[Data records]
* BEGIN *
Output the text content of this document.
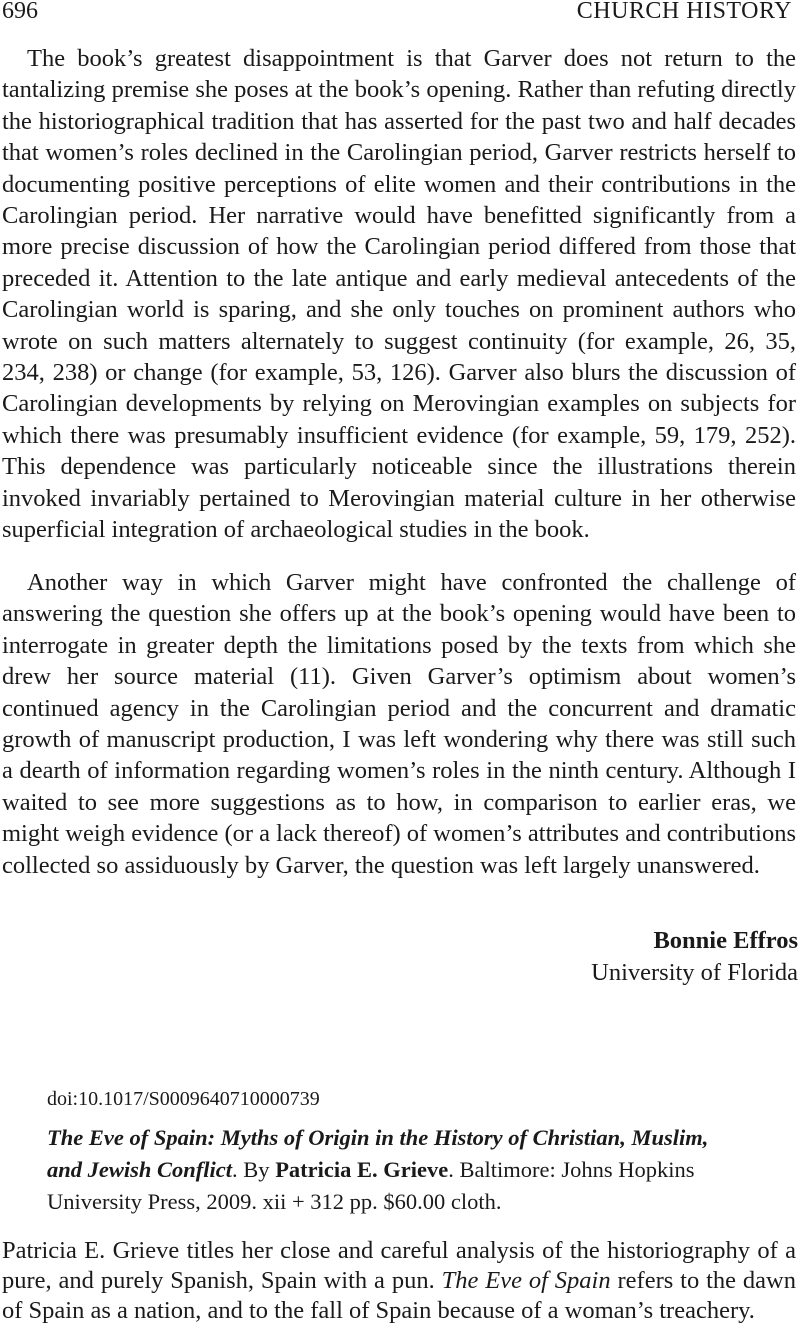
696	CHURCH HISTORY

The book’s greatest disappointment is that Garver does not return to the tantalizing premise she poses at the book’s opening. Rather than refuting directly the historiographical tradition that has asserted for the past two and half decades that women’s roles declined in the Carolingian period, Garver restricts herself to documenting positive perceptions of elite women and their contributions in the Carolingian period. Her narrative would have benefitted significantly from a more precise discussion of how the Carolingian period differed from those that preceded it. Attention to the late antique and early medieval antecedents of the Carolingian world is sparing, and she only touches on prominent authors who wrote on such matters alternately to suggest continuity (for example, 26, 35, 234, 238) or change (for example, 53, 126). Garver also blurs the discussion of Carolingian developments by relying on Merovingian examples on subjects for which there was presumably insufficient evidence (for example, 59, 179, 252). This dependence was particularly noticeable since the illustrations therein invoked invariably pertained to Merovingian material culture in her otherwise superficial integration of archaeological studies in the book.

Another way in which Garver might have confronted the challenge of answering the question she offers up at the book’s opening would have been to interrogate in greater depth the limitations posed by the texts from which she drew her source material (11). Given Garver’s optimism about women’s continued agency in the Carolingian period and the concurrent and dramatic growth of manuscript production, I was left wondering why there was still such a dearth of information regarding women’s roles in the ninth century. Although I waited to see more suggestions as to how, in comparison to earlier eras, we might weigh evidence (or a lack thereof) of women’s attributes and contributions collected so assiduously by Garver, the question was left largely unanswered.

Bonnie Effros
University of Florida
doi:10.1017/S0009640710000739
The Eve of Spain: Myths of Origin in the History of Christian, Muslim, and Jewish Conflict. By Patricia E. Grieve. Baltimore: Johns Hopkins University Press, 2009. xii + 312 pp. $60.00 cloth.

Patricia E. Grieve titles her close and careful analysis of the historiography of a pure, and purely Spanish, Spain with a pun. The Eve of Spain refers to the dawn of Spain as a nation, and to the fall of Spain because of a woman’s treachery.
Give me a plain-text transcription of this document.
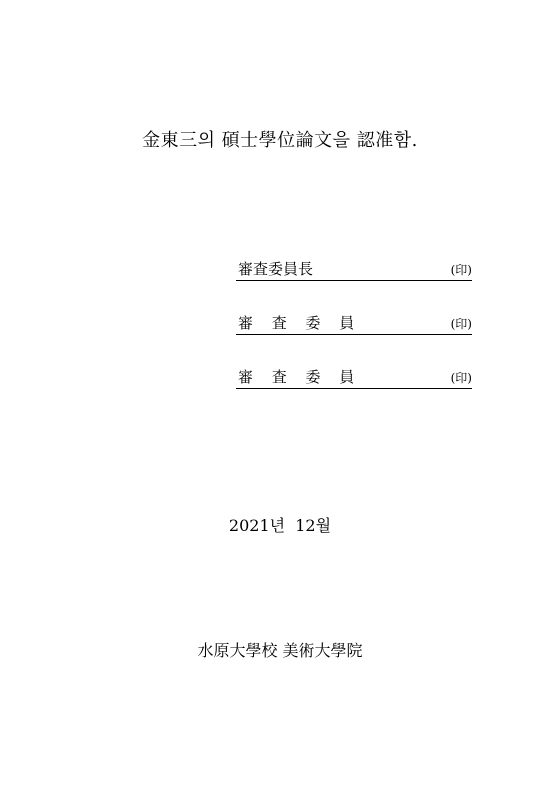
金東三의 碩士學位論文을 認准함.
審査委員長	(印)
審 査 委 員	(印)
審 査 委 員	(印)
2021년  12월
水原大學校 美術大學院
* END *
• [TASK TO COMPLETE]
Repeat the entries exactly. Pictures are excluded from the copy.

• [RESPONSE TO THIS TASK]
Output the text content of this document.
696	CHURCH HISTORY

The book’s greatest disappointment is that Garver does not return to the tantalizing premise she poses at the book’s opening. Rather than refuting directly the historiographical tradition that has asserted for the past two and half decades that women’s roles declined in the Carolingian period, Garver restricts herself to documenting positive perceptions of elite women and their contributions in the Carolingian period. Her narrative would have benefitted significantly from a more precise discussion of how the Carolingian period differed from those that preceded it. Attention to the late antique and early medieval antecedents of the Carolingian world is sparing, and she only touches on prominent authors who wrote on such matters alternately to suggest continuity (for example, 26, 35, 234, 238) or change (for example, 53, 126). Garver also blurs the discussion of Carolingian developments by relying on Merovingian examples on subjects for which there was presumably insufficient evidence (for example, 59, 179, 252). This dependence was particularly noticeable since the illustrations therein invoked invariably pertained to Merovingian material culture in her otherwise superficial integration of archaeological studies in the book.

Another way in which Garver might have confronted the challenge of answering the question she offers up at the book’s opening would have been to interrogate in greater depth the limitations posed by the texts from which she drew her source material (11). Given Garver’s optimism about women’s continued agency in the Carolingian period and the concurrent and dramatic growth of manuscript production, I was left wondering why there was still such a dearth of information regarding women’s roles in the ninth century. Although I waited to see more suggestions as to how, in comparison to earlier eras, we might weigh evidence (or a lack thereof) of women’s attributes and contributions collected so assiduously by Garver, the question was left largely unanswered.

Bonnie Effros
University of Florida
doi:10.1017/S0009640710000739
The Eve of Spain: Myths of Origin in the History of Christian, Muslim, and Jewish Conflict. By Patricia E. Grieve. Baltimore: Johns Hopkins University Press, 2009. xii + 312 pp. $60.00 cloth.

Patricia E. Grieve titles her close and careful analysis of the historiography of a pure, and purely Spanish, Spain with a pun. The Eve of Spain refers to the dawn of Spain as a nation, and to the fall of Spain because of a woman’s treachery.
Give me a plain-text transcription of this document.
金東三의 碩士學位論文을 認准함.
審査委員長	(印)
審 査 委 員	(印)
審 査 委 員	(印)
2021년  12월
水原大學校 美術大學院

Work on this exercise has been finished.